-- Begin Raw data --

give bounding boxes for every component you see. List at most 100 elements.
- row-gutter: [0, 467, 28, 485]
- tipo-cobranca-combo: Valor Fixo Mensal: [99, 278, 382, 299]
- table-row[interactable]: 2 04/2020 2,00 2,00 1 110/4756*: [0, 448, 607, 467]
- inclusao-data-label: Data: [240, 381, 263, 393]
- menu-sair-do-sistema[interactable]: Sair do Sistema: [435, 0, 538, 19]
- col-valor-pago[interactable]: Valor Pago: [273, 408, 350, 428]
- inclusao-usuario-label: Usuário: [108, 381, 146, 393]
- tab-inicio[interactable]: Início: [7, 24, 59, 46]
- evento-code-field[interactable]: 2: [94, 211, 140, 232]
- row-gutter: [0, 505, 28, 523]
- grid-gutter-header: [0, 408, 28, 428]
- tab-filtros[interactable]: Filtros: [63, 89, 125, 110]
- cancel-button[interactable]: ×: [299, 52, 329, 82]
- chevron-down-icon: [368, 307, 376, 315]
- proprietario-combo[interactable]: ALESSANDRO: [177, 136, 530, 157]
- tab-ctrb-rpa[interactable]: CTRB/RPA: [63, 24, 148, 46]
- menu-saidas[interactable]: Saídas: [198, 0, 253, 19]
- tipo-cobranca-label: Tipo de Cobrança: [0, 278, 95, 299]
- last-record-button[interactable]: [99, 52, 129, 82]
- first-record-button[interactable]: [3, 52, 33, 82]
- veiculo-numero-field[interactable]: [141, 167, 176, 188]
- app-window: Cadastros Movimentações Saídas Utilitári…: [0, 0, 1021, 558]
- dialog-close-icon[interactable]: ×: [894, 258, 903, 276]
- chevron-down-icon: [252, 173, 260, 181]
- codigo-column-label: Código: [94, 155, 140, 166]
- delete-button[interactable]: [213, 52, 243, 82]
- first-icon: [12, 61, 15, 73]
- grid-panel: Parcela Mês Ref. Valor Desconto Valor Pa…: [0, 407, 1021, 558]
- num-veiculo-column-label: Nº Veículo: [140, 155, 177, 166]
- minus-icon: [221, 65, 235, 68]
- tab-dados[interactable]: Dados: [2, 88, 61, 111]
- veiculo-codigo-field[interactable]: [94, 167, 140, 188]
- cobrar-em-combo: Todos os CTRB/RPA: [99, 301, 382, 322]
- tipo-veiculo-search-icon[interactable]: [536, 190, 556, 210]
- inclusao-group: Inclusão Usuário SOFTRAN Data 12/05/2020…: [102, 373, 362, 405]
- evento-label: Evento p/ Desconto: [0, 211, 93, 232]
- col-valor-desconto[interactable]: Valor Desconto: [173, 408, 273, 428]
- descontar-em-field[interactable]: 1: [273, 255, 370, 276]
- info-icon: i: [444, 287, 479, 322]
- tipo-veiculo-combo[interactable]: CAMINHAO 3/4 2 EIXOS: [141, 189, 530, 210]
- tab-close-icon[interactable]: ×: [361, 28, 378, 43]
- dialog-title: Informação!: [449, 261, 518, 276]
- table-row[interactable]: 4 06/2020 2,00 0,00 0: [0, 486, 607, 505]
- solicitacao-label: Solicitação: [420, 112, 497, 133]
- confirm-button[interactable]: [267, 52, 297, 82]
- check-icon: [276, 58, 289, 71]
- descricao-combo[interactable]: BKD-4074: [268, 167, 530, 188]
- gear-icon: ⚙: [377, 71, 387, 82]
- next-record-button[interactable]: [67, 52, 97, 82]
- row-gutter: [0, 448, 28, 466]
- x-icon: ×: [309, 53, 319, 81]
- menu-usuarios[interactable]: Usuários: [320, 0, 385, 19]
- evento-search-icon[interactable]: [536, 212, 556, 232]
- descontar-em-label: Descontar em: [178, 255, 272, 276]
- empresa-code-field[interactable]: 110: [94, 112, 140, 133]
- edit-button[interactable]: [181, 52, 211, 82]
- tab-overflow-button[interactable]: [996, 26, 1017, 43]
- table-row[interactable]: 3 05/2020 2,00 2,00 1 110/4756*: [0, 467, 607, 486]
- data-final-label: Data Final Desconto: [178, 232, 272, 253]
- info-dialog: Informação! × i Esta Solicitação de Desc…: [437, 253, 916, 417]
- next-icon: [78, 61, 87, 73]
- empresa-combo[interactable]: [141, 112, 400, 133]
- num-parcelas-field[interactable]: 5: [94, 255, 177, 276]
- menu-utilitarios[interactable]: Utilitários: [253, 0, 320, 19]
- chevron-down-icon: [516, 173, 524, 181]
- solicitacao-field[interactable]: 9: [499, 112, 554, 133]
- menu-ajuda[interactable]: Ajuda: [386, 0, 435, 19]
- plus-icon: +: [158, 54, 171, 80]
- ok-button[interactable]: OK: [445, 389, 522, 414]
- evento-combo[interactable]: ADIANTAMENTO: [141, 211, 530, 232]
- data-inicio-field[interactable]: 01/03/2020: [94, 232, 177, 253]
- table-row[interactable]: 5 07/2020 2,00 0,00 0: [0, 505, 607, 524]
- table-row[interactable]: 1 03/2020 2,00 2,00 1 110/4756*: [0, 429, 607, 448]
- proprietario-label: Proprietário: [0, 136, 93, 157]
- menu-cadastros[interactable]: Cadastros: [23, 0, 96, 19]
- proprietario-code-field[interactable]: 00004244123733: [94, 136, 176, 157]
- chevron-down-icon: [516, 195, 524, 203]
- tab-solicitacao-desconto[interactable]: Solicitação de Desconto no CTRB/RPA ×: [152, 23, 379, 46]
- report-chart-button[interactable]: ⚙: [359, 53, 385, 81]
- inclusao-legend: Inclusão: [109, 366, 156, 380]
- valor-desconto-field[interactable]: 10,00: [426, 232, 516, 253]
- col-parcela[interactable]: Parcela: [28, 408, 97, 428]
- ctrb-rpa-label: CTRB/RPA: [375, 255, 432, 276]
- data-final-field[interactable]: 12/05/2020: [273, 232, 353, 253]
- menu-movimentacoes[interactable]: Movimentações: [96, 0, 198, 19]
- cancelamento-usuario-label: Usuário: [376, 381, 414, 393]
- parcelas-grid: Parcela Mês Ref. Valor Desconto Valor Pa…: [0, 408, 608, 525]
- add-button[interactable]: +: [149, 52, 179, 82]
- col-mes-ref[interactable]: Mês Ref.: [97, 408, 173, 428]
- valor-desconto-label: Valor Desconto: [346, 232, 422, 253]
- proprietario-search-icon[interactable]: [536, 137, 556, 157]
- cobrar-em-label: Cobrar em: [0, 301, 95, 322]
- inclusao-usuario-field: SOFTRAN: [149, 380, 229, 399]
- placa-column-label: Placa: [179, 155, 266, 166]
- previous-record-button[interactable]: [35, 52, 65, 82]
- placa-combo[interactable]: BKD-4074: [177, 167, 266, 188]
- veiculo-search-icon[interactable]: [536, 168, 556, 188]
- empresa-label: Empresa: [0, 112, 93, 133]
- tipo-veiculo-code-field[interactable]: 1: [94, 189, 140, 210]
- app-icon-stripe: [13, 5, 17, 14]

-- End Raw data --

■ **Set task**: Convert the records above, from their first line through the line containing "- table-row[interactable]: 2" inclusive, into a JSON list of strings with one string per line and any blank lines omitted.

■ **Written reply**:
[
  "give bounding boxes for every component you see. List at most 100 elements.",
  "- row-gutter: [0, 467, 28, 485]",
  "- tipo-cobranca-combo: Valor Fixo Mensal: [99, 278, 382, 299]",
  "- table-row[interactable]: 2 04/2020 2,00 2,00 1 110/4756*: [0, 448, 607, 467]"
]